:: WORK TO COMPLETE ::
Go through the entries below and pick out every line with "composé".

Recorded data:
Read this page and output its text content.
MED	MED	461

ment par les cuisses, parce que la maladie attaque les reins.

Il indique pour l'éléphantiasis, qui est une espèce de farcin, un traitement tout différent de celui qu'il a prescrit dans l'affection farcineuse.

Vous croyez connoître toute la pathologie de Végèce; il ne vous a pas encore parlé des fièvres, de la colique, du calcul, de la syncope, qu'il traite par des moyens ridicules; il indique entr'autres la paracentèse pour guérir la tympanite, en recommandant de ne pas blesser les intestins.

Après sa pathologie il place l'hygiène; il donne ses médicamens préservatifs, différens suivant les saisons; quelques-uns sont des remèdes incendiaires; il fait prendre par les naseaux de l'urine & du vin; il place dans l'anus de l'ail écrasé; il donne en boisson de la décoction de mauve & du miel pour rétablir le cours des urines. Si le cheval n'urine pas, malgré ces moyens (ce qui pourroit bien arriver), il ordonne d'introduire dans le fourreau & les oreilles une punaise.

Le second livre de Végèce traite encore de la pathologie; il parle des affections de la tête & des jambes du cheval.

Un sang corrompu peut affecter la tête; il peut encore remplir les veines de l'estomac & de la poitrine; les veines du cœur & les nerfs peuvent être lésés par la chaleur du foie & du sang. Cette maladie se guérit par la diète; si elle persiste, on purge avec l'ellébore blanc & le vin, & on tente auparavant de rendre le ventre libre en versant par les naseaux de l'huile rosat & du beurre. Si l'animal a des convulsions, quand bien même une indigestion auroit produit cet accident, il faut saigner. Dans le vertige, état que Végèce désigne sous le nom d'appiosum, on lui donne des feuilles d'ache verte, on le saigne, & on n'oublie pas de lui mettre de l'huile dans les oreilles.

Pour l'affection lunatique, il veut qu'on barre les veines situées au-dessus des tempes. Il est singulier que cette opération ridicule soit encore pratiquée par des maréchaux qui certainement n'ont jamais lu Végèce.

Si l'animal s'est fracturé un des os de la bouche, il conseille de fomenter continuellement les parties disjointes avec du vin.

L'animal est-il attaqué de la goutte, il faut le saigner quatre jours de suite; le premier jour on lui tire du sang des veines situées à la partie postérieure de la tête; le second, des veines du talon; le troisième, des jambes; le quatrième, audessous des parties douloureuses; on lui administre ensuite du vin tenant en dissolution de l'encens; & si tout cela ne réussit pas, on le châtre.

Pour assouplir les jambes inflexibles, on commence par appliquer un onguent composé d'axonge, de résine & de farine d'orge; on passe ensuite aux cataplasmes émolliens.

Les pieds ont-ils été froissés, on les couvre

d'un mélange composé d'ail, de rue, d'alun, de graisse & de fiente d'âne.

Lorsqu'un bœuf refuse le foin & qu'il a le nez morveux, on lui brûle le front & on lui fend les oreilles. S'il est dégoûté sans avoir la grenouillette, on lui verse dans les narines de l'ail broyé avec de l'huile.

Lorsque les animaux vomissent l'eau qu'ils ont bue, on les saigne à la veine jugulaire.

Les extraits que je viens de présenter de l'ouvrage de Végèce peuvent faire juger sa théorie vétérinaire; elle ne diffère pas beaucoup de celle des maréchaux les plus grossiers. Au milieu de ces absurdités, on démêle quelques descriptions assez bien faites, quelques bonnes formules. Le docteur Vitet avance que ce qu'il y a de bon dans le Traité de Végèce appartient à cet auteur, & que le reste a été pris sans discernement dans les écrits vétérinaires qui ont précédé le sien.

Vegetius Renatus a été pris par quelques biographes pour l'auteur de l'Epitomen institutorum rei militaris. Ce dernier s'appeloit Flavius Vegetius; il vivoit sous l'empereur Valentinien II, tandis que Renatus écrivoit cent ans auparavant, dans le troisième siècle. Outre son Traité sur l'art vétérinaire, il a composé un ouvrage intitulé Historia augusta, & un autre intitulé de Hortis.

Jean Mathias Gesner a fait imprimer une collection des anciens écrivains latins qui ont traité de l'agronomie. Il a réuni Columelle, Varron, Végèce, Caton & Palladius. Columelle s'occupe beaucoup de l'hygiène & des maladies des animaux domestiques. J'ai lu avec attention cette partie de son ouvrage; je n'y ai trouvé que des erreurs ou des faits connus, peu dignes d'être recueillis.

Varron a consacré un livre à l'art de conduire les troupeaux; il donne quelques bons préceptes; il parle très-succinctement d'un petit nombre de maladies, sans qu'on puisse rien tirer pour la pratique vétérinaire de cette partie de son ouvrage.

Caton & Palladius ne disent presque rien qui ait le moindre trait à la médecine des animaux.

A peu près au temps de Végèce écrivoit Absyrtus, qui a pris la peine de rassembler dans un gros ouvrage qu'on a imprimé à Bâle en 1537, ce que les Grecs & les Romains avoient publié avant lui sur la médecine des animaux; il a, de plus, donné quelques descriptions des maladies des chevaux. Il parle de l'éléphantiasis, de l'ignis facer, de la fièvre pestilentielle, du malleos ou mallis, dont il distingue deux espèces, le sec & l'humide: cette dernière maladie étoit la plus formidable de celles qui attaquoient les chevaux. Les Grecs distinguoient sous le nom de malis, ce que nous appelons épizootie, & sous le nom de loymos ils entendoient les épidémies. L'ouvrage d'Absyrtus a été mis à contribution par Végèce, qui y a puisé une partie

:: TASK RESPONSE ::
Pour assouplir les jambes inflexibles, on commence par appliquer un onguent composé d'axonge, de résine & de farine d'orge; on passe ensuite aux cataplasmes émolliens.
d'un mélange composé d'ail, de rue, d'alun, de graisse & de fiente d'âne.
Vegetius Renatus a été pris par quelques biographes pour l'auteur de l'Epitomen institutorum rei militaris. Ce dernier s'appeloit Flavius Vegetius; il vivoit sous l'empereur Valentinien II, tandis que Renatus écrivoit cent ans auparavant, dans le troisième siècle. Outre son Traité sur l'art vétérinaire, il a composé un ouvrage intitulé Historia augusta, & un autre intitulé de Hortis.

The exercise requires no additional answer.